→ REQUIRED WORK
Lines containing "this" are to be counted. Report the count alone.

------ LISTING ------

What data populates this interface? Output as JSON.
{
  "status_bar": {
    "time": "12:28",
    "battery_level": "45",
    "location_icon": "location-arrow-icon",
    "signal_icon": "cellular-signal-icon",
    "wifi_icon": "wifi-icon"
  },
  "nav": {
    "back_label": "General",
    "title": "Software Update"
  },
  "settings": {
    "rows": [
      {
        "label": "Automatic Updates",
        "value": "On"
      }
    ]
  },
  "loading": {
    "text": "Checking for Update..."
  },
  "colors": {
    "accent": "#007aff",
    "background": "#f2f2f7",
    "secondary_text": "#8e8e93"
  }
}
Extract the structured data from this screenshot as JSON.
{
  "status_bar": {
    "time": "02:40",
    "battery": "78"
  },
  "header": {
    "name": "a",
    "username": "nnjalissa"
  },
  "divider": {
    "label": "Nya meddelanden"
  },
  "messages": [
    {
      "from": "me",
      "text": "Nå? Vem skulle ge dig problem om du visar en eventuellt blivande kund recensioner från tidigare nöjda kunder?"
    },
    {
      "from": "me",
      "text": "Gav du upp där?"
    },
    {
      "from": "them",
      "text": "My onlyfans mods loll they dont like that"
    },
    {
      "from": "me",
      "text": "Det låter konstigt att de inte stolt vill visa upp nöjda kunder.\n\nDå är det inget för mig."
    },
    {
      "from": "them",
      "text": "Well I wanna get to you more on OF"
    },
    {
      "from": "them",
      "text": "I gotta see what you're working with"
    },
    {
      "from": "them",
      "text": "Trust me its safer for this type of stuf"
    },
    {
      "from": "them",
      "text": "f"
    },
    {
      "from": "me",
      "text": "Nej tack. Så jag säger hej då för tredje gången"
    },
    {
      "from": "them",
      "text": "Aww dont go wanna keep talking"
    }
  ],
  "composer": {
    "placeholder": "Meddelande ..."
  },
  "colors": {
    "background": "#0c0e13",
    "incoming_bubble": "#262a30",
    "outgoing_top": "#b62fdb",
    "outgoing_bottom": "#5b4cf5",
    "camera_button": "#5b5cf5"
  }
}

------

→ TASK RESPONSE
3